Write down every entry below once more, exactly.

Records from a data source
--*--
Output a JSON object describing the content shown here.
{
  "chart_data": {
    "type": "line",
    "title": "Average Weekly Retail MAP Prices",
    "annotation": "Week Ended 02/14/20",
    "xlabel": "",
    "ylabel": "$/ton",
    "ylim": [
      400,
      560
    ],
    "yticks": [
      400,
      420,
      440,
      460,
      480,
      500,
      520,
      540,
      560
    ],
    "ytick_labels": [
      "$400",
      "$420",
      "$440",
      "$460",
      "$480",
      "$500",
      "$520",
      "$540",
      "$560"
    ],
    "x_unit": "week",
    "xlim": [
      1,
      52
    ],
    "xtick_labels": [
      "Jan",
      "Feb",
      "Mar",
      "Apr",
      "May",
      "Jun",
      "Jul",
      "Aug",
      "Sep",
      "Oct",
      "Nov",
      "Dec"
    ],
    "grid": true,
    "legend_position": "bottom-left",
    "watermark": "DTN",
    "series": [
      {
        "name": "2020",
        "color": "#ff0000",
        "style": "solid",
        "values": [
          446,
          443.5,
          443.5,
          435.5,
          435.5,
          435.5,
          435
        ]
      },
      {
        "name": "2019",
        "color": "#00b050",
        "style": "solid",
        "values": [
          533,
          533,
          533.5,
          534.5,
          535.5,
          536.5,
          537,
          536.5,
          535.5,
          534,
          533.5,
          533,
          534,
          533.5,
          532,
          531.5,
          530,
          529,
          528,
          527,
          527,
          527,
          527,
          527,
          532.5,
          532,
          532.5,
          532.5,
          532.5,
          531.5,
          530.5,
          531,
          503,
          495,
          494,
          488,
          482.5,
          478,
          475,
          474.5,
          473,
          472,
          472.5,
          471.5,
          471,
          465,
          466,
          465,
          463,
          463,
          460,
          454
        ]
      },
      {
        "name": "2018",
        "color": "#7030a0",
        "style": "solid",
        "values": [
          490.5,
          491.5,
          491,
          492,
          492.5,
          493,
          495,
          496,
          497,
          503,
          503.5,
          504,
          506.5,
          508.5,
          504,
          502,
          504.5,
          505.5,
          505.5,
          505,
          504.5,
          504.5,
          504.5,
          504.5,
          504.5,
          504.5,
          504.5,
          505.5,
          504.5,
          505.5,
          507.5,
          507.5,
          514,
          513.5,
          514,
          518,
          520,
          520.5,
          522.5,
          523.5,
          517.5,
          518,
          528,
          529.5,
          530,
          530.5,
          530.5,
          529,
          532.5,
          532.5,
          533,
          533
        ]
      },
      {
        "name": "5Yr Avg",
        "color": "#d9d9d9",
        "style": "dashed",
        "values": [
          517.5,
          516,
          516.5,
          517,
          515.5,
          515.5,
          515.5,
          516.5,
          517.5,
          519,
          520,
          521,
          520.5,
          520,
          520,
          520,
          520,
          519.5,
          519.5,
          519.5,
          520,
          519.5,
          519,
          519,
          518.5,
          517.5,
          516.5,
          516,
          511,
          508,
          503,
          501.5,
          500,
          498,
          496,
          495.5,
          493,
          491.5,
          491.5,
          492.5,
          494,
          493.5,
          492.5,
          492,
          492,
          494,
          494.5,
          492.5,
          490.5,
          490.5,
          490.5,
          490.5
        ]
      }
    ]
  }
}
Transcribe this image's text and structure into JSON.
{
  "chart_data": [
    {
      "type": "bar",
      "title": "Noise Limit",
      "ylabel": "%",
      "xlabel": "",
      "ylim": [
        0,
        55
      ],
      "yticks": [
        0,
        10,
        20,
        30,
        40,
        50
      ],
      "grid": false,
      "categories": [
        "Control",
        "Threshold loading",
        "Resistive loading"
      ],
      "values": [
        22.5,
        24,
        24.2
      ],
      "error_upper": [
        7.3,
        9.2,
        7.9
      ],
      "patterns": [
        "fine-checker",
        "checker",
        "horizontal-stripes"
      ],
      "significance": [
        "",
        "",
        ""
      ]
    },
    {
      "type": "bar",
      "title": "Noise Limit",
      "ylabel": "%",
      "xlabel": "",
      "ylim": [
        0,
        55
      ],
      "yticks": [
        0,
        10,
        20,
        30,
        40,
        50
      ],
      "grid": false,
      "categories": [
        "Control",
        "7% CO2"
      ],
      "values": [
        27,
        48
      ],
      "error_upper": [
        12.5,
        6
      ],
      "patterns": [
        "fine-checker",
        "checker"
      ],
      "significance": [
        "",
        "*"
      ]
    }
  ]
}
--*--
**Answer to the problem:**
Output a JSON object describing the content shown here.
{
  "chart_data": {
    "type": "line",
    "title": "Average Weekly Retail MAP Prices",
    "annotation": "Week Ended 02/14/20",
    "xlabel": "",
    "ylabel": "$/ton",
    "ylim": [
      400,
      560
    ],
    "yticks": [
      400,
      420,
      440,
      460,
      480,
      500,
      520,
      540,
      560
    ],
    "ytick_labels": [
      "$400",
      "$420",
      "$440",
      "$460",
      "$480",
      "$500",
      "$520",
      "$540",
      "$560"
    ],
    "x_unit": "week",
    "xlim": [
      1,
      52
    ],
    "xtick_labels": [
      "Jan",
      "Feb",
      "Mar",
      "Apr",
      "May",
      "Jun",
      "Jul",
      "Aug",
      "Sep",
      "Oct",
      "Nov",
      "Dec"
    ],
    "grid": true,
    "legend_position": "bottom-left",
    "watermark": "DTN",
    "series": [
      {
        "name": "2020",
        "color": "#ff0000",
        "style": "solid",
        "values": [
          446,
          443.5,
          443.5,
          435.5,
          435.5,
          435.5,
          435
        ]
      },
      {
        "name": "2019",
        "color": "#00b050",
        "style": "solid",
        "values": [
          533,
          533,
          533.5,
          534.5,
          535.5,
          536.5,
          537,
          536.5,
          535.5,
          534,
          533.5,
          533,
          534,
          533.5,
          532,
          531.5,
          530,
          529,
          528,
          527,
          527,
          527,
          527,
          527,
          532.5,
          532,
          532.5,
          532.5,
          532.5,
          531.5,
          530.5,
          531,
          503,
          495,
          494,
          488,
          482.5,
          478,
          475,
          474.5,
          473,
          472,
          472.5,
          471.5,
          471,
          465,
          466,
          465,
          463,
          463,
          460,
          454
        ]
      },
      {
        "name": "2018",
        "color": "#7030a0",
        "style": "solid",
        "values": [
          490.5,
          491.5,
          491,
          492,
          492.5,
          493,
          495,
          496,
          497,
          503,
          503.5,
          504,
          506.5,
          508.5,
          504,
          502,
          504.5,
          505.5,
          505.5,
          505,
          504.5,
          504.5,
          504.5,
          504.5,
          504.5,
          504.5,
          504.5,
          505.5,
          504.5,
          505.5,
          507.5,
          507.5,
          514,
          513.5,
          514,
          518,
          520,
          520.5,
          522.5,
          523.5,
          517.5,
          518,
          528,
          529.5,
          530,
          530.5,
          530.5,
          529,
          532.5,
          532.5,
          533,
          533
        ]
      },
      {
        "name": "5Yr Avg",
        "color": "#d9d9d9",
        "style": "dashed",
        "values": [
          517.5,
          516,
          516.5,
          517,
          515.5,
          515.5,
          515.5,
          516.5,
          517.5,
          519,
          520,
          521,
          520.5,
          520,
          520,
          520,
          520,
          519.5,
          519.5,
          519.5,
          520,
          519.5,
          519,
          519,
          518.5,
          517.5,
          516.5,
          516,
          511,
          508,
          503,
          501.5,
          500,
          498,
          496,
          495.5,
          493,
          491.5,
          491.5,
          492.5,
          494,
          493.5,
          492.5,
          492,
          492,
          494,
          494.5,
          492.5,
          490.5,
          490.5,
          490.5,
          490.5
        ]
      }
    ]
  }
}
Transcribe this image's text and structure into JSON.
{
  "chart_data": [
    {
      "type": "bar",
      "title": "Noise Limit",
      "ylabel": "%",
      "xlabel": "",
      "ylim": [
        0,
        55
      ],
      "yticks": [
        0,
        10,
        20,
        30,
        40,
        50
      ],
      "grid": false,
      "categories": [
        "Control",
        "Threshold loading",
        "Resistive loading"
      ],
      "values": [
        22.5,
        24,
        24.2
      ],
      "error_upper": [
        7.3,
        9.2,
        7.9
      ],
      "patterns": [
        "fine-checker",
        "checker",
        "horizontal-stripes"
      ],
      "significance": [
        "",
        "",
        ""
      ]
    },
    {
      "type": "bar",
      "title": "Noise Limit",
      "ylabel": "%",
      "xlabel": "",
      "ylim": [
        0,
        55
      ],
      "yticks": [
        0,
        10,
        20,
        30,
        40,
        50
      ],
      "grid": false,
      "categories": [
        "Control",
        "7% CO2"
      ],
      "values": [
        27,
        48
      ],
      "error_upper": [
        12.5,
        6
      ],
      "patterns": [
        "fine-checker",
        "checker"
      ],
      "significance": [
        "",
        "*"
      ]
    }
  ]
}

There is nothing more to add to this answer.